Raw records
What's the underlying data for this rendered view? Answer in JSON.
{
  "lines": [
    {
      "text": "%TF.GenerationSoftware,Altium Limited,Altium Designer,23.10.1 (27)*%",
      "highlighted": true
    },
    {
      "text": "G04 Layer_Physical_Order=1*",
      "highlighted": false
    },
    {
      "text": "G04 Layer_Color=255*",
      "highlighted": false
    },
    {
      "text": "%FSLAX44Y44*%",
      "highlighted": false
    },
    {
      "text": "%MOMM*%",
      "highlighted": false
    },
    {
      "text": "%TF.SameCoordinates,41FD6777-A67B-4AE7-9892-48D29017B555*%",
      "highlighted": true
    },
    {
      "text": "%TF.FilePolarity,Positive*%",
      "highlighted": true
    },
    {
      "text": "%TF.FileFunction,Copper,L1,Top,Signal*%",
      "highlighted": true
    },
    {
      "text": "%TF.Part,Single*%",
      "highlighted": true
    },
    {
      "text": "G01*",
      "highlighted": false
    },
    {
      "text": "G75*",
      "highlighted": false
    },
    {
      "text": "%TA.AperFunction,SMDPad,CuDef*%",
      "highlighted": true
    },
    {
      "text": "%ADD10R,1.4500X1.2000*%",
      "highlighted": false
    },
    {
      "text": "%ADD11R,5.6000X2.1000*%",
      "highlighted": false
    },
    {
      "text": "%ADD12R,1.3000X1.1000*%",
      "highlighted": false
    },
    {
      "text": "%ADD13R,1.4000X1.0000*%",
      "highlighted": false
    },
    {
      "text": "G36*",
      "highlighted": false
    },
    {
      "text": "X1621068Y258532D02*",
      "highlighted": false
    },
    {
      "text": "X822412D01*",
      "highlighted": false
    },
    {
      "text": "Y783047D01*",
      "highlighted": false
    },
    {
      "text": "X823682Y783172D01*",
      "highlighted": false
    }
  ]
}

> **What you have to do**: Go through the listing and copy all of it exactly.

> **Final result**:
What's the underlying data for this rendered view? Answer in JSON.
{
  "lines": [
    {
      "text": "%TF.GenerationSoftware,Altium Limited,Altium Designer,23.10.1 (27)*%",
      "highlighted": true
    },
    {
      "text": "G04 Layer_Physical_Order=1*",
      "highlighted": false
    },
    {
      "text": "G04 Layer_Color=255*",
      "highlighted": false
    },
    {
      "text": "%FSLAX44Y44*%",
      "highlighted": false
    },
    {
      "text": "%MOMM*%",
      "highlighted": false
    },
    {
      "text": "%TF.SameCoordinates,41FD6777-A67B-4AE7-9892-48D29017B555*%",
      "highlighted": true
    },
    {
      "text": "%TF.FilePolarity,Positive*%",
      "highlighted": true
    },
    {
      "text": "%TF.FileFunction,Copper,L1,Top,Signal*%",
      "highlighted": true
    },
    {
      "text": "%TF.Part,Single*%",
      "highlighted": true
    },
    {
      "text": "G01*",
      "highlighted": false
    },
    {
      "text": "G75*",
      "highlighted": false
    },
    {
      "text": "%TA.AperFunction,SMDPad,CuDef*%",
      "highlighted": true
    },
    {
      "text": "%ADD10R,1.4500X1.2000*%",
      "highlighted": false
    },
    {
      "text": "%ADD11R,5.6000X2.1000*%",
      "highlighted": false
    },
    {
      "text": "%ADD12R,1.3000X1.1000*%",
      "highlighted": false
    },
    {
      "text": "%ADD13R,1.4000X1.0000*%",
      "highlighted": false
    },
    {
      "text": "G36*",
      "highlighted": false
    },
    {
      "text": "X1621068Y258532D02*",
      "highlighted": false
    },
    {
      "text": "X822412D01*",
      "highlighted": false
    },
    {
      "text": "Y783047D01*",
      "highlighted": false
    },
    {
      "text": "X823682Y783172D01*",
      "highlighted": false
    }
  ]
}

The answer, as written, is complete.